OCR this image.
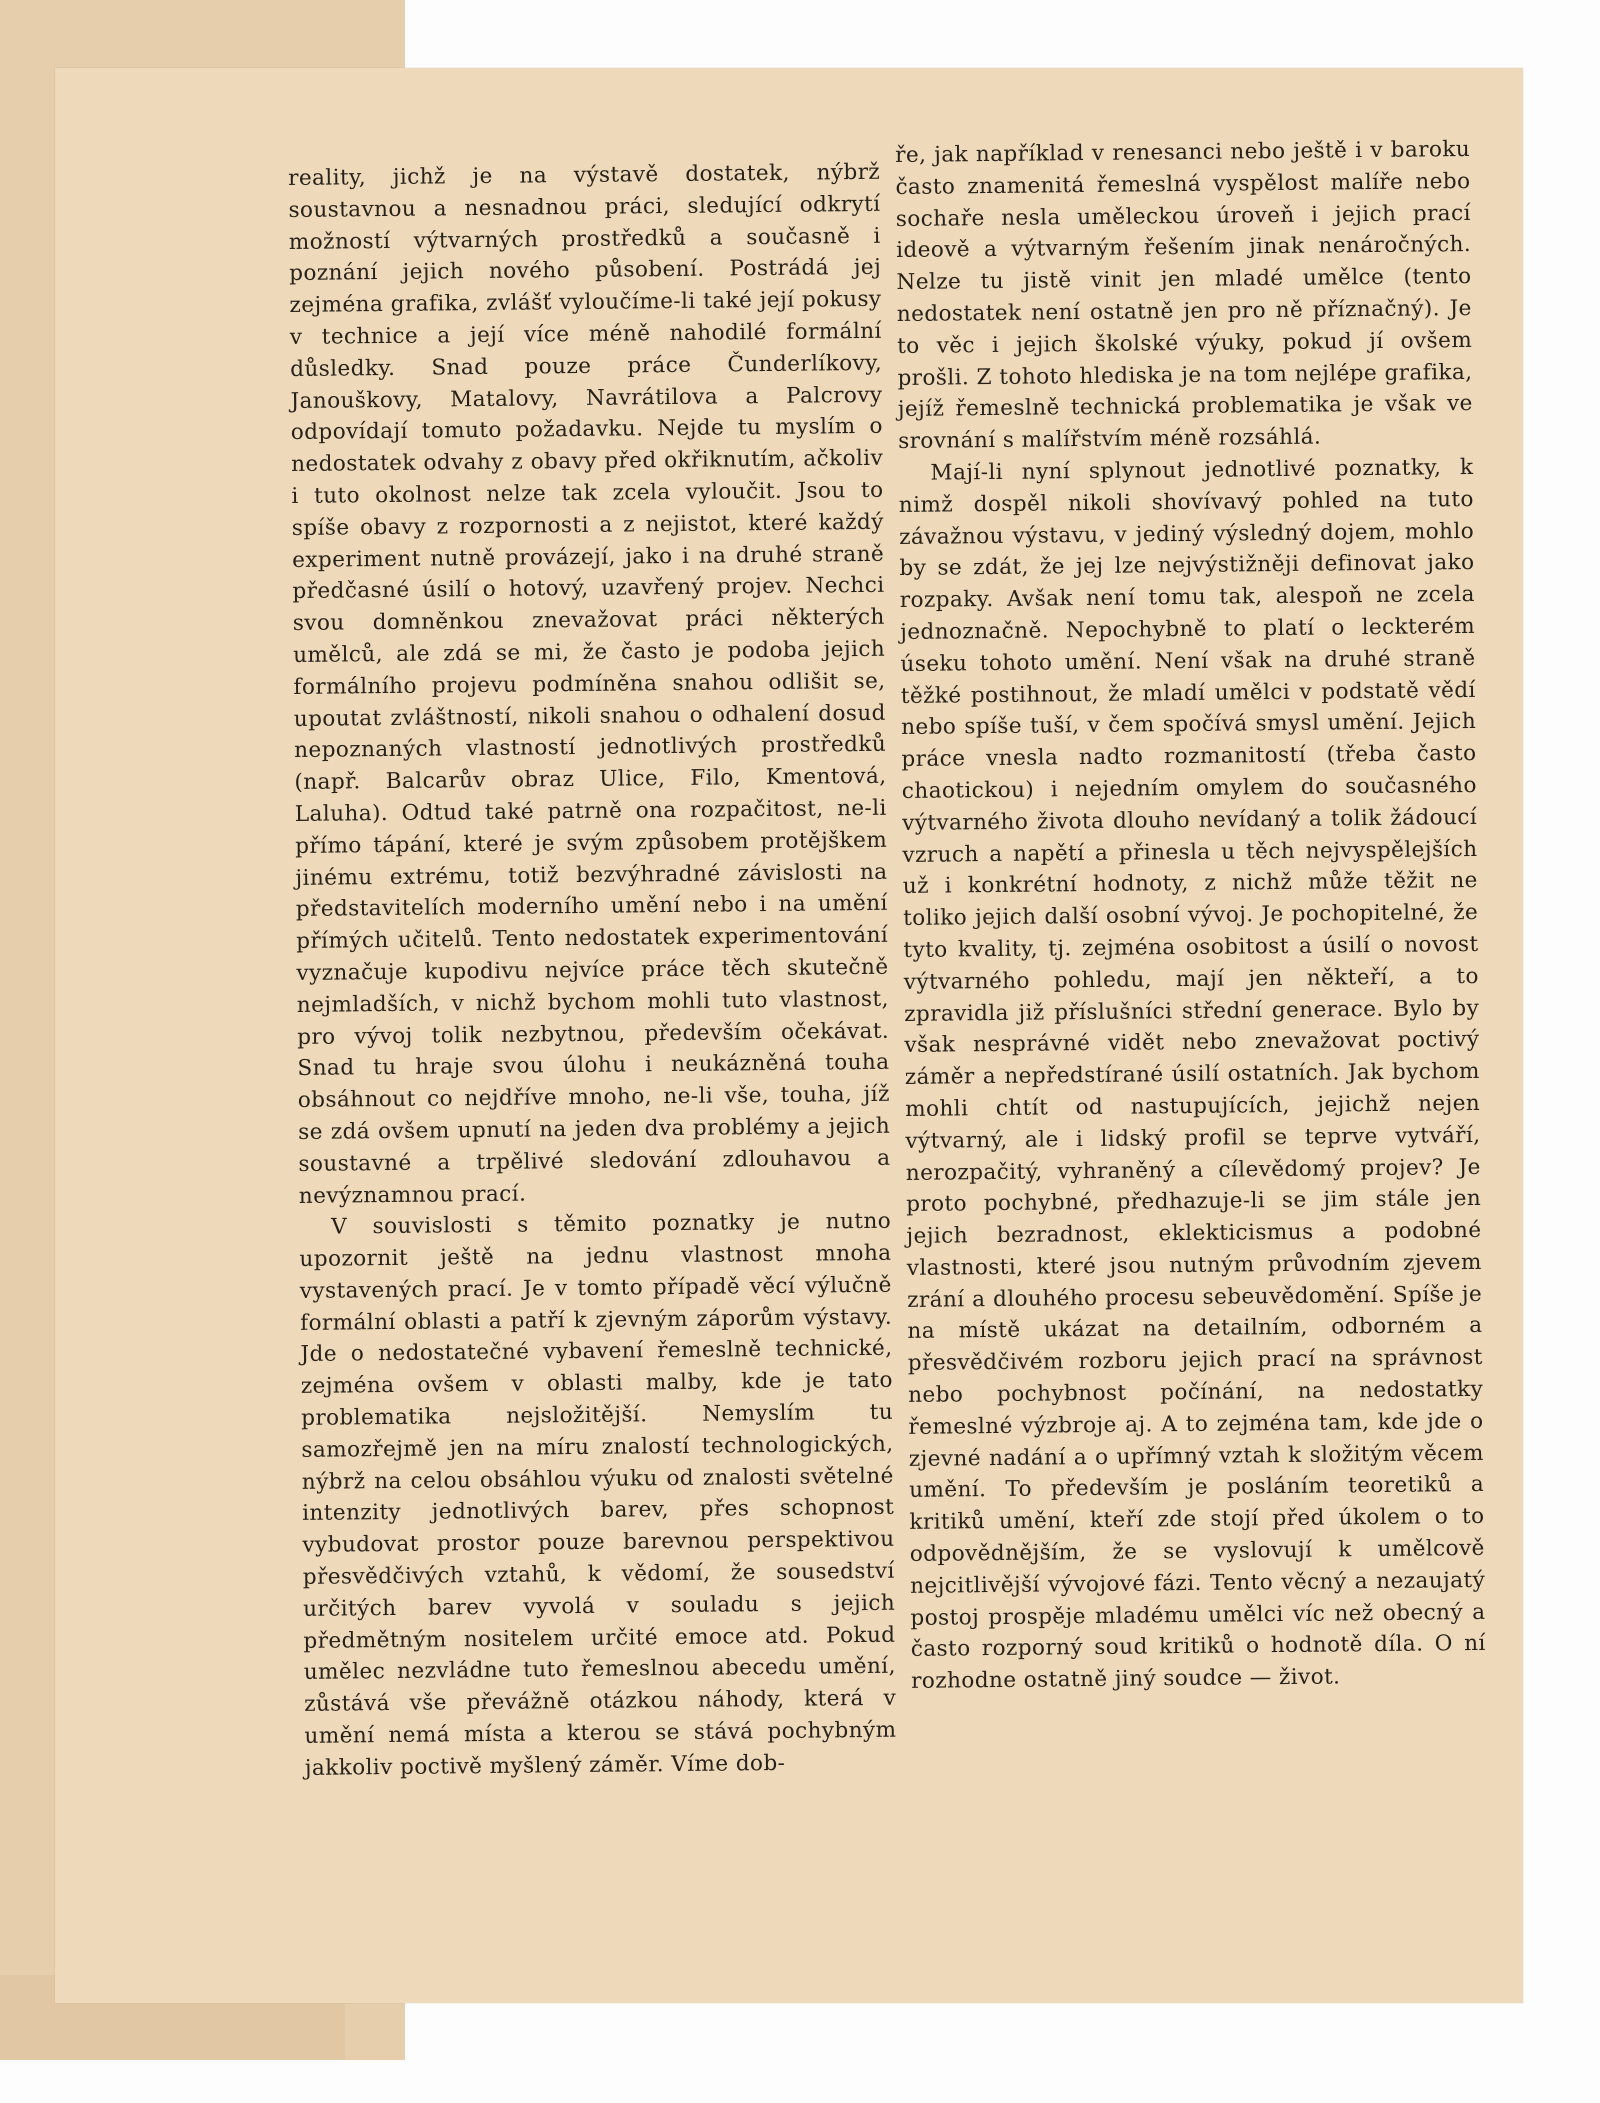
reality, jichž je na výstavě dostatek, nýbrž soustavnou a nesnadnou práci, sledující odkrytí možností výtvarných prostředků a současně i poznání jejich nového působení. Postrádá jej zejména grafika, zvlášť vyloučíme-li také její pokusy v technice a její více méně nahodilé formální důsledky. Snad pouze práce Čunderlíkovy, Janouškovy, Matalovy, Navrátilova a Palcrovy odpovídají tomuto požadavku. Nejde tu myslím o nedostatek odvahy z obavy před okřiknutím, ačkoliv i tuto okolnost nelze tak zcela vyloučit. Jsou to spíše obavy z rozpornosti a z nejistot, které každý experiment nutně provázejí, jako i na druhé straně předčasné úsilí o hotový, uzavřený projev. Nechci svou domněnkou znevažovat práci některých umělců, ale zdá se mi, že často je podoba jejich formálního projevu podmíněna snahou odlišit se, upoutat zvláštností, nikoli snahou o odhalení dosud nepoznaných vlastností jednotlivých prostředků (např. Balcarův obraz Ulice, Filo, Kmentová, Laluha). Odtud také patrně ona rozpačitost, ne-li přímo tápání, které je svým způsobem protějškem jinému extrému, totiž bezvýhradné závislosti na představitelích moderního umění nebo i na umění přímých učitelů. Tento nedostatek experimentování vyznačuje kupodivu nejvíce práce těch skutečně nejmladších, v nichž bychom mohli tuto vlastnost, pro vývoj tolik nezbytnou, především očekávat. Snad tu hraje svou úlohu i neukázněná touha obsáhnout co nejdříve mnoho, ne-li vše, touha, jíž se zdá ovšem upnutí na jeden dva problémy a jejich soustavné a trpělivé sledování zdlouhavou a nevýznamnou prací.

V souvislosti s těmito poznatky je nutno upozornit ještě na jednu vlastnost mnoha vystavených prací. Je v tomto případě věcí výlučně formální oblasti a patří k zjevným záporům výstavy. Jde o nedostatečné vybavení řemeslně technické, zejména ovšem v oblasti malby, kde je tato problematika nejsložitější. Nemyslím tu samozřejmě jen na míru znalostí technologických, nýbrž na celou obsáhlou výuku od znalosti světelné intenzity jednotlivých barev, přes schopnost vybudovat prostor pouze barevnou perspektivou přesvědčivých vztahů, k vědomí, že sousedství určitých barev vyvolá v souladu s jejich předmětným nositelem určité emoce atd. Pokud umělec nezvládne tuto řemeslnou abecedu umění, zůstává vše převážně otázkou náhody, která v umění nemá místa a kterou se stává pochybným jakkoliv poctivě myšlený záměr. Víme dob-

ře, jak například v renesanci nebo ještě i v baroku často znamenitá řemeslná vyspělost malíře nebo sochaře nesla uměleckou úroveň i jejich prací ideově a výtvarným řešením jinak nenáročných. Nelze tu jistě vinit jen mladé umělce (tento nedostatek není ostatně jen pro ně příznačný). Je to věc i jejich školské výuky, pokud jí ovšem prošli. Z tohoto hlediska je na tom nejlépe grafika, jejíž řemeslně technická problematika je však ve srovnání s malířstvím méně rozsáhlá.

Mají-li nyní splynout jednotlivé poznatky, k nimž dospěl nikoli shovívavý pohled na tuto závažnou výstavu, v jediný výsledný dojem, mohlo by se zdát, že jej lze nejvýstižněji definovat jako rozpaky. Avšak není tomu tak, alespoň ne zcela jednoznačně. Nepochybně to platí o leckterém úseku tohoto umění. Není však na druhé straně těžké postihnout, že mladí umělci v podstatě vědí nebo spíše tuší, v čem spočívá smysl umění. Jejich práce vnesla nadto rozmanitostí (třeba často chaotickou) i nejedním omylem do současného výtvarného života dlouho nevídaný a tolik žádoucí vzruch a napětí a přinesla u těch nejvyspělejších už i konkrétní hodnoty, z nichž může těžit ne toliko jejich další osobní vývoj. Je pochopitelné, že tyto kvality, tj. zejména osobitost a úsilí o novost výtvarného pohledu, mají jen někteří, a to zpravidla již příslušníci střední generace. Bylo by však nesprávné vidět nebo znevažovat poctivý záměr a nepředstírané úsilí ostatních. Jak bychom mohli chtít od nastupujících, jejichž nejen výtvarný, ale i lidský profil se teprve vytváří, nerozpačitý, vyhraněný a cílevědomý projev? Je proto pochybné, předhazuje-li se jim stále jen jejich bezradnost, eklekticismus a podobné vlastnosti, které jsou nutným průvodním zjevem zrání a dlouhého procesu sebeuvědomění. Spíše je na místě ukázat na detailním, odborném a přesvědčivém rozboru jejich prací na správnost nebo pochybnost počínání, na nedostatky řemeslné výzbroje aj. A to zejména tam, kde jde o zjevné nadání a o upřímný vztah k složitým věcem umění. To především je posláním teoretiků a kritiků umění, kteří zde stojí před úkolem o to odpovědnějším, že se vyslovují k umělcově nejcitlivější vývojové fázi. Tento věcný a nezaujatý postoj prospěje mladému umělci víc než obecný a často rozporný soud kritiků o hodnotě díla. O ní rozhodne ostatně jiný soudce — život.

====

### Problem to solve
Your task is to retype all the entries exactly and leave out any pictures.

### Finished task
OCR this image.
reality, jichž je na výstavě dostatek, nýbrž soustavnou a nesnadnou práci, sledující odkrytí možností výtvarných prostředků a současně i poznání jejich nového působení. Postrádá jej zejména grafika, zvlášť vyloučíme-li také její pokusy v technice a její více méně nahodilé formální důsledky. Snad pouze práce Čunderlíkovy, Janouškovy, Matalovy, Navrátilova a Palcrovy odpovídají tomuto požadavku. Nejde tu myslím o nedostatek odvahy z obavy před okřiknutím, ačkoliv i tuto okolnost nelze tak zcela vyloučit. Jsou to spíše obavy z rozpornosti a z nejistot, které každý experiment nutně provázejí, jako i na druhé straně předčasné úsilí o hotový, uzavřený projev. Nechci svou domněnkou znevažovat práci některých umělců, ale zdá se mi, že často je podoba jejich formálního projevu podmíněna snahou odlišit se, upoutat zvláštností, nikoli snahou o odhalení dosud nepoznaných vlastností jednotlivých prostředků (např. Balcarův obraz Ulice, Filo, Kmentová, Laluha). Odtud také patrně ona rozpačitost, ne-li přímo tápání, které je svým způsobem protějškem jinému extrému, totiž bezvýhradné závislosti na představitelích moderního umění nebo i na umění přímých učitelů. Tento nedostatek experimentování vyznačuje kupodivu nejvíce práce těch skutečně nejmladších, v nichž bychom mohli tuto vlastnost, pro vývoj tolik nezbytnou, především očekávat. Snad tu hraje svou úlohu i neukázněná touha obsáhnout co nejdříve mnoho, ne-li vše, touha, jíž se zdá ovšem upnutí na jeden dva problémy a jejich soustavné a trpělivé sledování zdlouhavou a nevýznamnou prací.

V souvislosti s těmito poznatky je nutno upozornit ještě na jednu vlastnost mnoha vystavených prací. Je v tomto případě věcí výlučně formální oblasti a patří k zjevným záporům výstavy. Jde o nedostatečné vybavení řemeslně technické, zejména ovšem v oblasti malby, kde je tato problematika nejsložitější. Nemyslím tu samozřejmě jen na míru znalostí technologických, nýbrž na celou obsáhlou výuku od znalosti světelné intenzity jednotlivých barev, přes schopnost vybudovat prostor pouze barevnou perspektivou přesvědčivých vztahů, k vědomí, že sousedství určitých barev vyvolá v souladu s jejich předmětným nositelem určité emoce atd. Pokud umělec nezvládne tuto řemeslnou abecedu umění, zůstává vše převážně otázkou náhody, která v umění nemá místa a kterou se stává pochybným jakkoliv poctivě myšlený záměr. Víme dob-

ře, jak například v renesanci nebo ještě i v baroku často znamenitá řemeslná vyspělost malíře nebo sochaře nesla uměleckou úroveň i jejich prací ideově a výtvarným řešením jinak nenáročných. Nelze tu jistě vinit jen mladé umělce (tento nedostatek není ostatně jen pro ně příznačný). Je to věc i jejich školské výuky, pokud jí ovšem prošli. Z tohoto hlediska je na tom nejlépe grafika, jejíž řemeslně technická problematika je však ve srovnání s malířstvím méně rozsáhlá.

Mají-li nyní splynout jednotlivé poznatky, k nimž dospěl nikoli shovívavý pohled na tuto závažnou výstavu, v jediný výsledný dojem, mohlo by se zdát, že jej lze nejvýstižněji definovat jako rozpaky. Avšak není tomu tak, alespoň ne zcela jednoznačně. Nepochybně to platí o leckterém úseku tohoto umění. Není však na druhé straně těžké postihnout, že mladí umělci v podstatě vědí nebo spíše tuší, v čem spočívá smysl umění. Jejich práce vnesla nadto rozmanitostí (třeba často chaotickou) i nejedním omylem do současného výtvarného života dlouho nevídaný a tolik žádoucí vzruch a napětí a přinesla u těch nejvyspělejších už i konkrétní hodnoty, z nichž může těžit ne toliko jejich další osobní vývoj. Je pochopitelné, že tyto kvality, tj. zejména osobitost a úsilí o novost výtvarného pohledu, mají jen někteří, a to zpravidla již příslušníci střední generace. Bylo by však nesprávné vidět nebo znevažovat poctivý záměr a nepředstírané úsilí ostatních. Jak bychom mohli chtít od nastupujících, jejichž nejen výtvarný, ale i lidský profil se teprve vytváří, nerozpačitý, vyhraněný a cílevědomý projev? Je proto pochybné, předhazuje-li se jim stále jen jejich bezradnost, eklekticismus a podobné vlastnosti, které jsou nutným průvodním zjevem zrání a dlouhého procesu sebeuvědomění. Spíše je na místě ukázat na detailním, odborném a přesvědčivém rozboru jejich prací na správnost nebo pochybnost počínání, na nedostatky řemeslné výzbroje aj. A to zejména tam, kde jde o zjevné nadání a o upřímný vztah k složitým věcem umění. To především je posláním teoretiků a kritiků umění, kteří zde stojí před úkolem o to odpovědnějším, že se vyslovují k umělcově nejcitlivější vývojové fázi. Tento věcný a nezaujatý postoj prospěje mladému umělci víc než obecný a často rozporný soud kritiků o hodnotě díla. O ní rozhodne ostatně jiný soudce — život.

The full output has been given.